_WORK TO COMPLETE_
Copy out all lines where "pénombre" appears.

** begin SOURCE MATERIAL **

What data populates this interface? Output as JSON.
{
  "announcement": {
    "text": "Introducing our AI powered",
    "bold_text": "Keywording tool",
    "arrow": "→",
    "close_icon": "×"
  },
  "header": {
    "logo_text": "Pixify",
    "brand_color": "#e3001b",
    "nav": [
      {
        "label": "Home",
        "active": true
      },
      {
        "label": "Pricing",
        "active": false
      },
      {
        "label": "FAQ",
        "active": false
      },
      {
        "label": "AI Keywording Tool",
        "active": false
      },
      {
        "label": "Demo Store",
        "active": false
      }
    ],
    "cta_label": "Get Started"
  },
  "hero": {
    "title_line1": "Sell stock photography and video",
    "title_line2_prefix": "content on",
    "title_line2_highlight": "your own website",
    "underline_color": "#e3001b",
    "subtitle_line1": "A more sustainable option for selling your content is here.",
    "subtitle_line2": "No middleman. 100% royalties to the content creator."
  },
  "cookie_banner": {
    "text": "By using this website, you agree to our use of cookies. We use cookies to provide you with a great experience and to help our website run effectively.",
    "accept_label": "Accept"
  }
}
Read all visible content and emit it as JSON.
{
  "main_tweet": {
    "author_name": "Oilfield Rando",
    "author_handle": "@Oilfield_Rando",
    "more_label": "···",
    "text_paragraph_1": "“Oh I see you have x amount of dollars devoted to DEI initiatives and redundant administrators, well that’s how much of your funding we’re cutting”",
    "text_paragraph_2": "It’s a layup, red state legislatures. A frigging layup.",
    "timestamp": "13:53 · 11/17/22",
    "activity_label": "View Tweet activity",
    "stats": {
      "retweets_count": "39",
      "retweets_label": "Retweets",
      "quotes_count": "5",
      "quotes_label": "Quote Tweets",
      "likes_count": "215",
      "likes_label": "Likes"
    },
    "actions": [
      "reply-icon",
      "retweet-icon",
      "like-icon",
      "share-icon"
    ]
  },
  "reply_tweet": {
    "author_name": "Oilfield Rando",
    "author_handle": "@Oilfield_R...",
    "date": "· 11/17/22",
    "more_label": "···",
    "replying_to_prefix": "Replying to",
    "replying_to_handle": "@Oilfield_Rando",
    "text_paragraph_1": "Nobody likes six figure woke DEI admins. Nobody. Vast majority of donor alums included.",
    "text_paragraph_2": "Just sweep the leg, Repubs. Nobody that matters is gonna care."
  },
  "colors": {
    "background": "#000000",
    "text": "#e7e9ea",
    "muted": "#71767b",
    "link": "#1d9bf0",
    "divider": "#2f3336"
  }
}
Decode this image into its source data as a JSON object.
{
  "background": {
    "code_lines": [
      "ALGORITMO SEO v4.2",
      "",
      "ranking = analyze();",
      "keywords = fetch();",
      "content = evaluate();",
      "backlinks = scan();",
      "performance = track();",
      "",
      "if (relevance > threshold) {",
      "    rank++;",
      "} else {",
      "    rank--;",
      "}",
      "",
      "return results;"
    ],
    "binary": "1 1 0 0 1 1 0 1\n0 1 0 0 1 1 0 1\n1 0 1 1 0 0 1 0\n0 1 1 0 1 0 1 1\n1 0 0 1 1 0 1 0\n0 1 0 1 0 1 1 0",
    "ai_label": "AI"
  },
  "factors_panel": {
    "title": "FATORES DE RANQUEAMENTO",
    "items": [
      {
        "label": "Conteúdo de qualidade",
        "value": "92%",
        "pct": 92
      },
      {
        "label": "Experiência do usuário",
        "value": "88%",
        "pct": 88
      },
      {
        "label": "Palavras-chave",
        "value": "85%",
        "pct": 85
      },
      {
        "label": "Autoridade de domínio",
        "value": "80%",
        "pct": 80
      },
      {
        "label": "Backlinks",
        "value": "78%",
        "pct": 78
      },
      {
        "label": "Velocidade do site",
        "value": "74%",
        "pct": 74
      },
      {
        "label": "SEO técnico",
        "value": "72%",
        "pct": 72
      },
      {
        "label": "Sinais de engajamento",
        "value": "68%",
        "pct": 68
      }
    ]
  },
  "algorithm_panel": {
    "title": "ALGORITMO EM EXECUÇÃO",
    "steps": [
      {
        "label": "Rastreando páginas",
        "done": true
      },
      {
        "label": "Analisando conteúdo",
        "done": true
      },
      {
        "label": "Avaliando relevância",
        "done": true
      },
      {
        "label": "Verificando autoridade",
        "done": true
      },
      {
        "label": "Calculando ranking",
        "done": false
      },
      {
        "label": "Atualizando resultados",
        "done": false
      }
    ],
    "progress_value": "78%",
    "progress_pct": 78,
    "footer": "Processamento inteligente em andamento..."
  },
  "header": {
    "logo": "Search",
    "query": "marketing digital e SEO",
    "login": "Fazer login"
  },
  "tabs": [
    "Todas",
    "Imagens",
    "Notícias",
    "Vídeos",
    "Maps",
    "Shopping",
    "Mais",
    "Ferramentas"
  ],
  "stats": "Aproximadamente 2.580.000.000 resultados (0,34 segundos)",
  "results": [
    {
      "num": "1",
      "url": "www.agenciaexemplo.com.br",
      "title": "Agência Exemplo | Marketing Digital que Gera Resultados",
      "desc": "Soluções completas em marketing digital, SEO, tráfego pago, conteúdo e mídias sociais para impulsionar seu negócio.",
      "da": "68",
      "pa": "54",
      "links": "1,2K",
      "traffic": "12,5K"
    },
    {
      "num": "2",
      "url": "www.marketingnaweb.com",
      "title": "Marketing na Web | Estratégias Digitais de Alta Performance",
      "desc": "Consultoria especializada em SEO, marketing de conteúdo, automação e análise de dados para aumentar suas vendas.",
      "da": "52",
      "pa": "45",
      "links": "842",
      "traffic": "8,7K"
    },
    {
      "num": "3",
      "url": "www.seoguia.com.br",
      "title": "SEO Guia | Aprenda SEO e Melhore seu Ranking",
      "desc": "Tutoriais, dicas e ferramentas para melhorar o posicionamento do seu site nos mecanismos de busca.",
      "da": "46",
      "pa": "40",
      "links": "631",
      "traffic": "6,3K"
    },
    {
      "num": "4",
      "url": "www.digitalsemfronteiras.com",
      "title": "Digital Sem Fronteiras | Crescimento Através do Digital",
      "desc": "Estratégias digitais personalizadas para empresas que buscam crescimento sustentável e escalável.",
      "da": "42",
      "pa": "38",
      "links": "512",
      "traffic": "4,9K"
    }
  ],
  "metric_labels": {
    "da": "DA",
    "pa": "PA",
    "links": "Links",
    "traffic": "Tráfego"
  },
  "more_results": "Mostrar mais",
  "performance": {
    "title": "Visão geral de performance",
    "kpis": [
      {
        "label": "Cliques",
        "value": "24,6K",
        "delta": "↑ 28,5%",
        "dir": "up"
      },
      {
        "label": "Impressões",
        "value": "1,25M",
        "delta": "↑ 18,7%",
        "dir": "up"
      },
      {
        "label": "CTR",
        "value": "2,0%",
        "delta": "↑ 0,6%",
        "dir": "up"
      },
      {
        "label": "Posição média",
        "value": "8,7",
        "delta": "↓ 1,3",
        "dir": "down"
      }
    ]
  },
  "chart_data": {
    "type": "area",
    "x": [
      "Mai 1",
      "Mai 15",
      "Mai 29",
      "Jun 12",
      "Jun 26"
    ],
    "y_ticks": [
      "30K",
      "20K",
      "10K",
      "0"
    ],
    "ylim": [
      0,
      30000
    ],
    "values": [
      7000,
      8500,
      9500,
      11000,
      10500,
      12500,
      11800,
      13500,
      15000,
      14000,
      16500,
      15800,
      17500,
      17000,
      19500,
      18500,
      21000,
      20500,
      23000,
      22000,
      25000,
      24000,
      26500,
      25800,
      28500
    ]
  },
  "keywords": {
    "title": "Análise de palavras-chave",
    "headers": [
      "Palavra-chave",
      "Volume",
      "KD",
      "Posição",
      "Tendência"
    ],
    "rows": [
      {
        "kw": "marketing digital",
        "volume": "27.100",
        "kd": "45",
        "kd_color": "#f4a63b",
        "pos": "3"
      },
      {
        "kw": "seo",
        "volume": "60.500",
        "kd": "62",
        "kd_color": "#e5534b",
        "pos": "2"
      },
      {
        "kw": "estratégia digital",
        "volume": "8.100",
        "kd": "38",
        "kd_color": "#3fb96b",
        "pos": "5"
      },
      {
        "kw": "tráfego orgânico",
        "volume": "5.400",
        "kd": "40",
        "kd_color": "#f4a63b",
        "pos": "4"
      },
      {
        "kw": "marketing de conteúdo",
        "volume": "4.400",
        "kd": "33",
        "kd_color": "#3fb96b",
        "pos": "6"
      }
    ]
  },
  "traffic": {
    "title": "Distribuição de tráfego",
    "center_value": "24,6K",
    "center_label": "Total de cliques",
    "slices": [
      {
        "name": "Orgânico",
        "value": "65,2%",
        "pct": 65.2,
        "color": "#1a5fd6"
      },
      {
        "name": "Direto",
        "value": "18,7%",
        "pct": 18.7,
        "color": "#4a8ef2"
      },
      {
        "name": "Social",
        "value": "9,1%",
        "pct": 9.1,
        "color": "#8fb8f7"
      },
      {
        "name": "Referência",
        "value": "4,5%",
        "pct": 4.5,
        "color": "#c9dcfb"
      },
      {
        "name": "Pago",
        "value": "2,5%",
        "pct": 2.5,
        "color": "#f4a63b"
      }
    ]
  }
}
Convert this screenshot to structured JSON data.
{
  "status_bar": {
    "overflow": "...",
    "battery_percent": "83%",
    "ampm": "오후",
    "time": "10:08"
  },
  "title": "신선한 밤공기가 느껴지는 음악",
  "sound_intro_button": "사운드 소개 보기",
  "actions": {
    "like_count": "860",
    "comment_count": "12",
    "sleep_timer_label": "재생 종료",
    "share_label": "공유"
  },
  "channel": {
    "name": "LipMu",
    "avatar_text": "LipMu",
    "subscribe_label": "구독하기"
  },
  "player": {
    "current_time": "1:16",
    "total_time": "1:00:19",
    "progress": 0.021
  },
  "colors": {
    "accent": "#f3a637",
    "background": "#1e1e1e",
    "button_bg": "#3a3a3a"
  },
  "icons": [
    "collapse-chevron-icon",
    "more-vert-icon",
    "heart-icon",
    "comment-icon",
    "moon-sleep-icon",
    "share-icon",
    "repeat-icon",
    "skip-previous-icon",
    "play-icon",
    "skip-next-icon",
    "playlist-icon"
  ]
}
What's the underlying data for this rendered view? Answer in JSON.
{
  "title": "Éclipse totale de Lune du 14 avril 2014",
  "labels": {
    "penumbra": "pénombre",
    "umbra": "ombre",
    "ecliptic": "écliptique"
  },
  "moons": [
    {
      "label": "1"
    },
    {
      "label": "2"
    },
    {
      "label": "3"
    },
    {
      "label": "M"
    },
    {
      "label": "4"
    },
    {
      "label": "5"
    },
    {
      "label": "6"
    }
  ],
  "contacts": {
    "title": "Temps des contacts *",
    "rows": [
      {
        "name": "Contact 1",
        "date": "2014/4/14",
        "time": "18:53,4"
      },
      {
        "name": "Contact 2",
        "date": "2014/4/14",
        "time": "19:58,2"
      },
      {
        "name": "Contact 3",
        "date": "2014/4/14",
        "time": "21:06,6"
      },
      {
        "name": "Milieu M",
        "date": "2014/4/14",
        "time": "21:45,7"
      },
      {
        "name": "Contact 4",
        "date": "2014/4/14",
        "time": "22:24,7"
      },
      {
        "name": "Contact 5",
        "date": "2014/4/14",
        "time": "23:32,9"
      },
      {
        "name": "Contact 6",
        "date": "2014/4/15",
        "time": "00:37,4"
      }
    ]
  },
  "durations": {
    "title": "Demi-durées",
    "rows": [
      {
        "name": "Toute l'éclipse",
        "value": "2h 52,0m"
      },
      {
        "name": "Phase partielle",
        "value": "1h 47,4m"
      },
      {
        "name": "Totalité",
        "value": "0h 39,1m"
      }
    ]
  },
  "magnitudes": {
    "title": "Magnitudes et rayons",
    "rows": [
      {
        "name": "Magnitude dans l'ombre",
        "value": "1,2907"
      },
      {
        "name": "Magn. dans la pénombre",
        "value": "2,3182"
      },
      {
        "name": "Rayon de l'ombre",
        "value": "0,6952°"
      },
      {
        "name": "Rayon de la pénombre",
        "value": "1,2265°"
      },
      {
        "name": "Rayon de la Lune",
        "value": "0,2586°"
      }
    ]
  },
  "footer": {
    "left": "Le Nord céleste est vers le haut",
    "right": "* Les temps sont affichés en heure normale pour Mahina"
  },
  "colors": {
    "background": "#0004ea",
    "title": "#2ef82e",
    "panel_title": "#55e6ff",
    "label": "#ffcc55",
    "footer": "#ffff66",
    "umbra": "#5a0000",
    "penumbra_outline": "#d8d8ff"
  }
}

** end SOURCE MATERIAL **

_TASK SOLUTION_
    "penumbra": "pénombre",
        "name": "Magn. dans la pénombre",
        "name": "Rayon de la pénombre",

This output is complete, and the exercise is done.